Records from a data collection
------------------------------
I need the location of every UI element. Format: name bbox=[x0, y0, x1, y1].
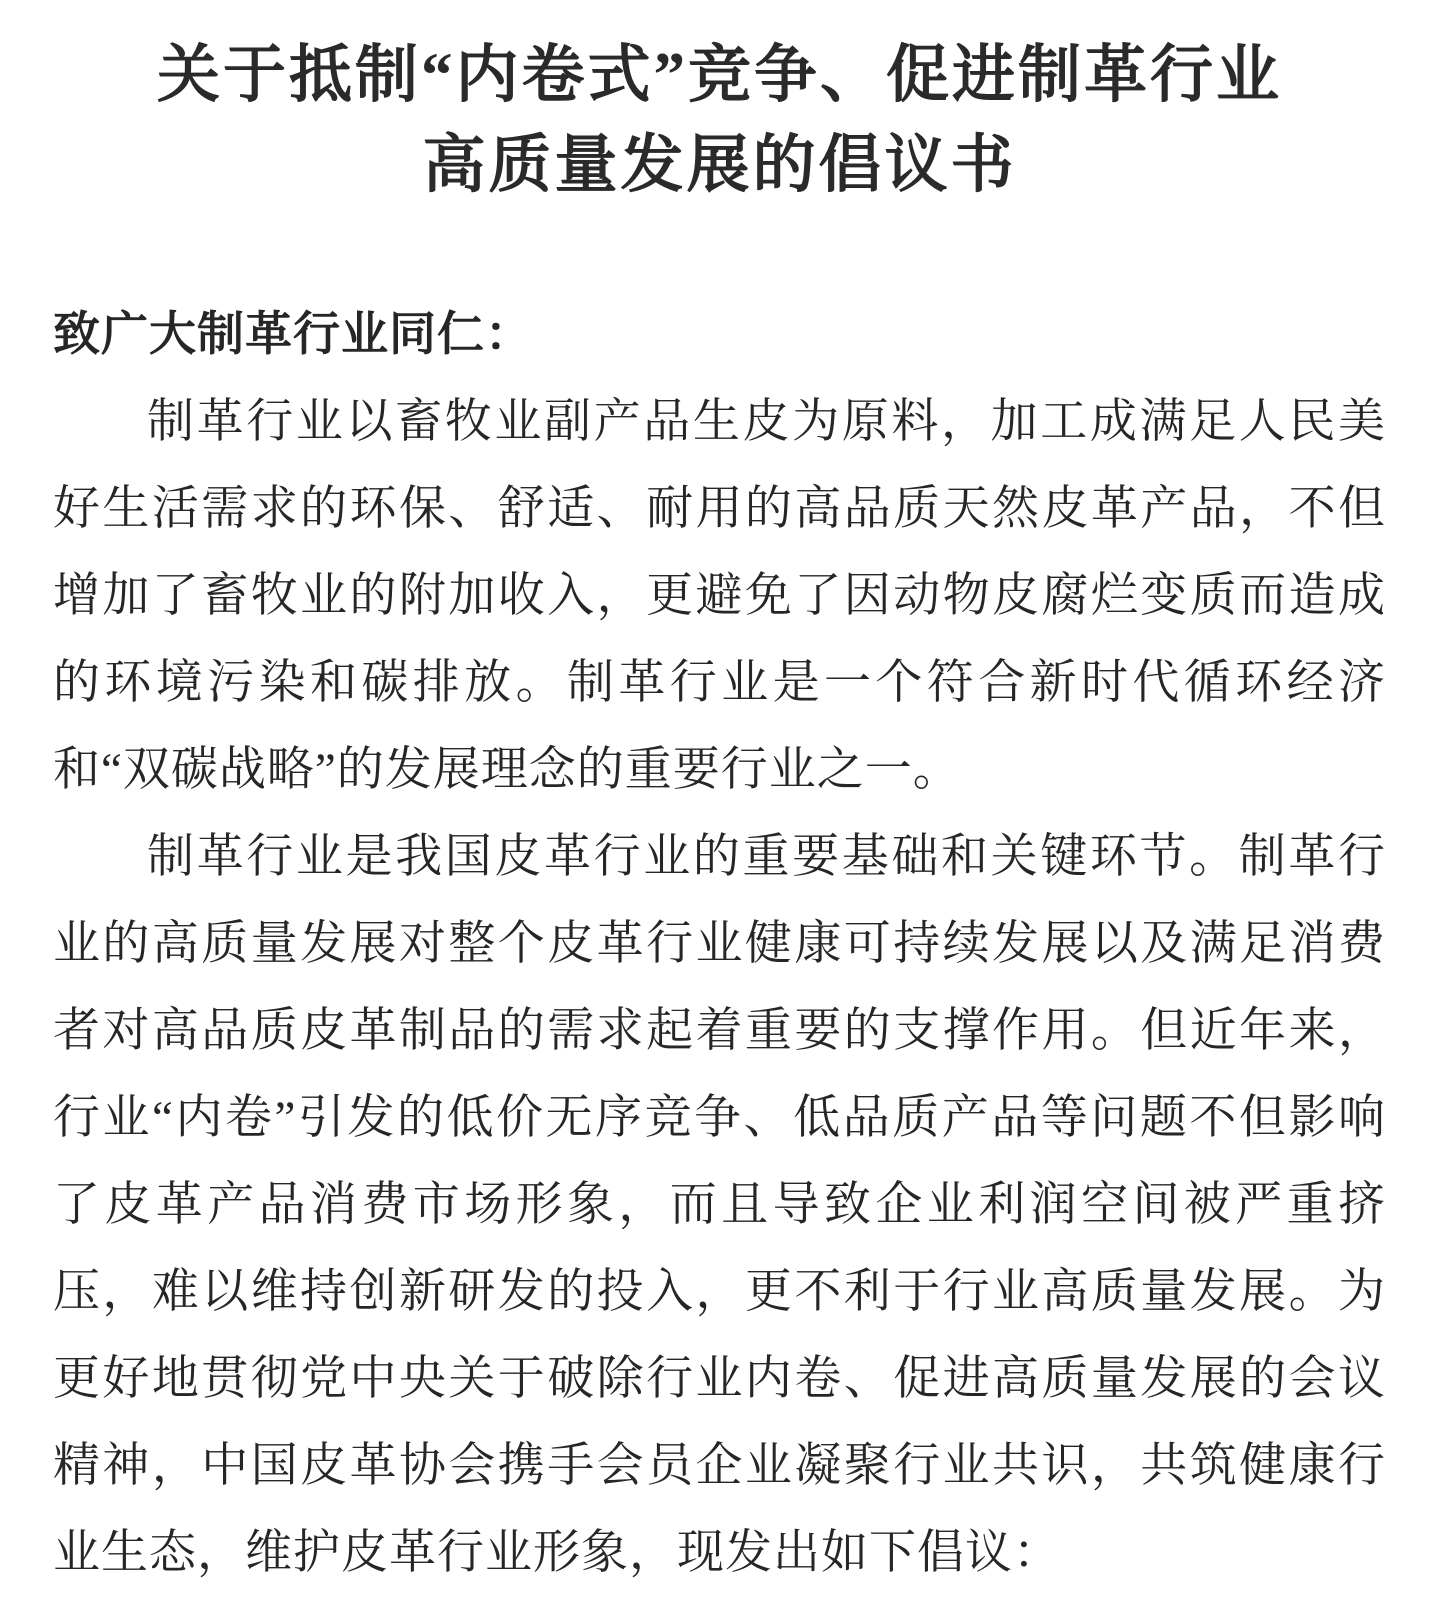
document-title-line-1: 关于抵制“内卷式”竞争、促进制革行业 bbox=[157, 40, 1282, 110]
document-title bbox=[53, 30, 1386, 210]
document-title-line-2: 高质量发展的倡议书 bbox=[422, 130, 1017, 200]
body-paragraph-1: 制革行业以畜牧业副产品生皮为原料，加工成满足人民美好生活需求的环保、舒适、耐用的高品质天然皮革产品，不但增加了畜牧业的附加收入，更避免了因动物皮腐烂变质而造成的环境污染和碳排放。制革行业是一个符合新时代循环经济和“双碳战略”的发展理念的重要行业之一。 bbox=[53, 396, 1386, 796]
salutation-line: 致广大制革行业同仁： bbox=[53, 309, 533, 361]
body-paragraph-2: 制革行业是我国皮革行业的重要基础和关键环节。制革行业的高质量发展对整个皮革行业健康可持续发展以及满足消费者对高品质皮革制品的需求起着重要的支撑作用。但近年来，行业“内卷”引发的低价无序竞争、低品质产品等问题不但影响了皮革产品消费市场形象，而且导致企业利润空间被严重挤压，难以维持创新研发的投入，更不利于行业高质量发展。为更好地贯彻党中央关于破除行业内卷、促进高质量发展的会议精神，中国皮革协会携手会员企业凝聚行业共识，共筑健康行业生态，维护皮革行业形象，现发出如下倡议： bbox=[53, 831, 1386, 1579]
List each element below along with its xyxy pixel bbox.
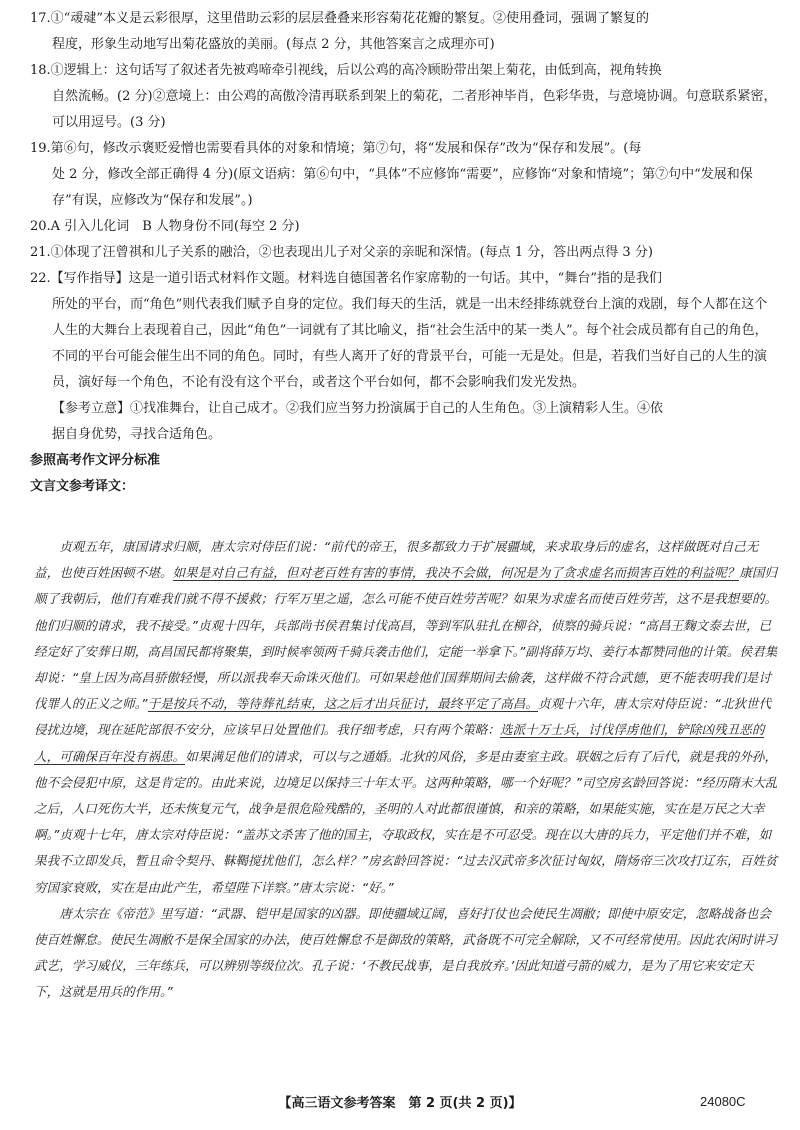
answer-22: 22.【写作指导】这是一道引语式材料作文题。材料选自德国著名作家席勒的一句话。其中，“舞台”指的是我们 所处的平台，而“角色”则代表我们赋予自身的定位。我们每天的生活，就是一出未经排练就登台上演的戏剧，每个人都在这个人生的大舞台上表现着自己，因此“角色”一词就有了其比喻义，指“社会生活中的某一类人”。每个社会成员都有自己的角色，不同的平台可能会催生出不同的角色。同时，有些人离开了好的背景平台，可能一无是处。但是，若我们当好自己的人生的演员，演好每一个角色，不论有没有这个平台，或者这个平台如何，都不会影响我们发光发热。 xyxy=(30,266,778,396)
answer-18-rest: 自然流畅。(2 分)②意境上：由公鸡的高傲冷清再联系到架上的菊花，二者形神毕肖，色彩华贵，与意境协调。句意联系紧密，可以用逗号。(3 分) xyxy=(52,89,777,130)
page-footer: 【高三语文参考答案 第 2 页(共 2 页)】 xyxy=(278,1096,522,1111)
underlined-sentence-1: 如果是对自己有益，但对老百姓有害的事情，我决不会做，何况是为了贪求虚名而损害百姓的利益呢？ xyxy=(172,565,740,581)
underlined-sentence-3: 选派十万士兵，讨伐俘虏他们，铲除凶残丑恶的人，可确保百年没有祸患。 xyxy=(34,722,765,764)
answer-22-rest: 所处的平台，而“角色”则代表我们赋予自身的定位。我们每天的生活，就是一出未经排练就登台上演的戏剧，每个人都在这个人生的大舞台上表现着自己，因此“角色”一词就有了其比喻义，指“社会生活中的某一类人”。每个社会成员都有自己的角色，不同的平台可能会催生出不同的角色。同时，有些人离开了好的背景平台，可能一无是处。但是，若我们当好自己的人生的演员，演好每一个角色，不论有没有这个平台，或者这个平台如何，都不会影响我们发光发热。 xyxy=(52,297,768,390)
translation-paragraph-1: 贞观五年，康国请求归顺，唐太宗对侍臣们说：“前代的帝王，很多都致力于扩展疆域，来求取身后的虚名，这样做既对自己无益，也使百姓困顿不堪。如果是对自己有益，但对老百姓有害的事情，我决不会做，何况是为了贪求虚名而损害百姓的利益呢？康国归顺了我朝后，他们有难我们就不得不援救；行军万里之遥，怎么可能不使百姓劳苦呢？如果为求虚名而使百姓劳苦，这不是我想要的。他们归顺的请求，我不接受。”贞观十四年，兵部尚书侯君集讨伐高昌，等到军队驻扎在柳谷，侦察的骑兵说：“高昌王麴文泰去世，已经定好了安葬日期，高昌国民都将聚集，到时候率领两千骑兵袭击他们，定能一举拿下。”副将薛万均、姜行本都赞同他的计策。侯君集却说：“皇上因为高昌骄傲轻慢，所以派我奉天命诛灭他们。可如果趁他们国葬期间去偷袭，这样做不符合武德，更不能表明我们是讨伐罪人的正义之师。”于是按兵不动，等待葬礼结束，这之后才出兵征讨，最终平定了高昌。贞观十六年，唐太宗对侍臣说：“北狄世代侵扰边境，现在延陀部很不安分，应该早日处置他们。我仔细考虑，只有两个策略：选派十万士兵，讨伐俘虏他们，铲除凶残丑恶的人，可确保百年没有祸患。如果满足他们的请求，可以与之通婚。北狄的风俗，多是由妻室主政。联姻之后有了后代，就是我的外孙，他不会侵犯中原，这是肯定的。由此来说，边境足以保持三十年太平。这两种策略，哪一个好呢？”司空房玄龄回答说：“经历隋末大乱之后，人口死伤大半，还未恢复元气，战争是很危险残酷的，圣明的人对此都很谨慎，和亲的策略，如果能实施，实在是万民之大幸啊。”贞观十七年，唐太宗对侍臣说：“盖苏文杀害了他的国主，夺取政权，实在是不可忍受。现在以大唐的兵力，平定他们并不难，如果我不立即发兵，暂且命令契丹、靺鞨搅扰他们，怎么样？”房玄龄回答说：“过去汉武帝多次征讨匈奴，隋炀帝三次攻打辽东，百姓贫穷国家衰败，实在是由此产生，希望陛下详察。”唐太宗说：“好。” xyxy=(34,539,778,895)
translation-paragraph-2: 唐太宗在《帝范》里写道：“武器、铠甲是国家的凶器。即使疆域辽阔，喜好打仗也会使民生凋敝；即使中原安定，忽略战备也会使百姓懈怠。使民生凋敝不是保全国家的办法，使百姓懈怠不是御敌的策略，武备既不可完全解除，又不可经常使用。因此农闲时讲习武艺，学习威仪，三年练兵，可以辨别等级位次。孔子说：‘不教民战事，是自我放弃。’因此知道弓箭的威力，是为了用它来安定天下，这就是用兵的作用。” xyxy=(34,905,778,1000)
classical-translation xyxy=(34,534,778,1006)
paper-code: 24080C xyxy=(700,1094,746,1109)
answer-17: 17.①“叆叇”本义是云彩很厚，这里借助云彩的层层叠叠来形容菊花花瓣的繁复。②使用叠词，强调了繁复的 程度，形象生动地写出菊花盛放的美丽。(每点 2 分，其他答案言之成理亦可) xyxy=(30,11,649,52)
answer-22-reference: 【参考立意】①找准舞台，让自己成才。②我们应当努力扮演属于自己的人生角色。③上演精彩人生。④依 据自身优势，寻找合适角色。 xyxy=(52,401,664,442)
answer-19: 19.第⑥句，修改示褒贬爱憎也需要看具体的对象和情境；第⑦句，将“发展和保存”改为“保存和发展”。(每 处 2 分，修改全部正确得 4 分)(原文语病：第⑥句中，“具体”不应修饰“需要”，应修饰“对象和情境”；第⑦句中“发展和保存”有误，应修改为“保存和发展”。) xyxy=(30,136,778,214)
answer-18: 18.①逻辑上：这句话写了叙述者先被鸡啼牵引视线，后以公鸡的高冷顾盼带出架上菊花，由低到高，视角转换 自然流畅。(2 分)②意境上：由公鸡的高傲冷清再联系到架上的菊花，二者形神毕肖，色彩华贵，与意境协调。句意联系紧密，可以用逗号。(3 分) xyxy=(30,58,778,136)
answer-list xyxy=(30,6,778,500)
answer-20: 20.A 引入儿化词 B 人物身份不同(每空 2 分) xyxy=(30,219,300,234)
translation-heading: 文言文参考译文： xyxy=(30,479,135,494)
answer-21: 21.①体现了汪曾祺和儿子关系的融洽，②也表现出儿子对父亲的亲昵和深情。(每点 1 分，答出两点得 3 分) xyxy=(30,245,653,260)
answer-19-rest: 处 2 分，修改全部正确得 4 分)(原文语病：第⑥句中，“具体”不应修饰“需要”，应修饰“对象和情境”；第⑦句中“发展和保存”有误，应修改为“保存和发展”。) xyxy=(52,167,753,208)
underlined-sentence-2: 于是按兵不动，等待葬礼结束，这之后才出兵征讨，最终平定了高昌。 xyxy=(147,696,538,712)
essay-standard-heading: 参照高考作文评分标准 xyxy=(30,453,161,468)
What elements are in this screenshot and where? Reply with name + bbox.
------------------------------
Update the stretch from the line that contains "40, 1282, 110]" through the line that contains "document-title-line-2: 高质量发展的倡议书 bbox=[422, 130, 1017, 200]" by changing "bbox" to "box" and leaving everything else as it is. Return only those lines.

▶ **RIGHT ANSWER**
document-title-line-1: 关于抵制“内卷式”竞争、促进制革行业 box=[157, 40, 1282, 110]
document-title box=[53, 30, 1386, 210]
document-title-line-2: 高质量发展的倡议书 box=[422, 130, 1017, 200]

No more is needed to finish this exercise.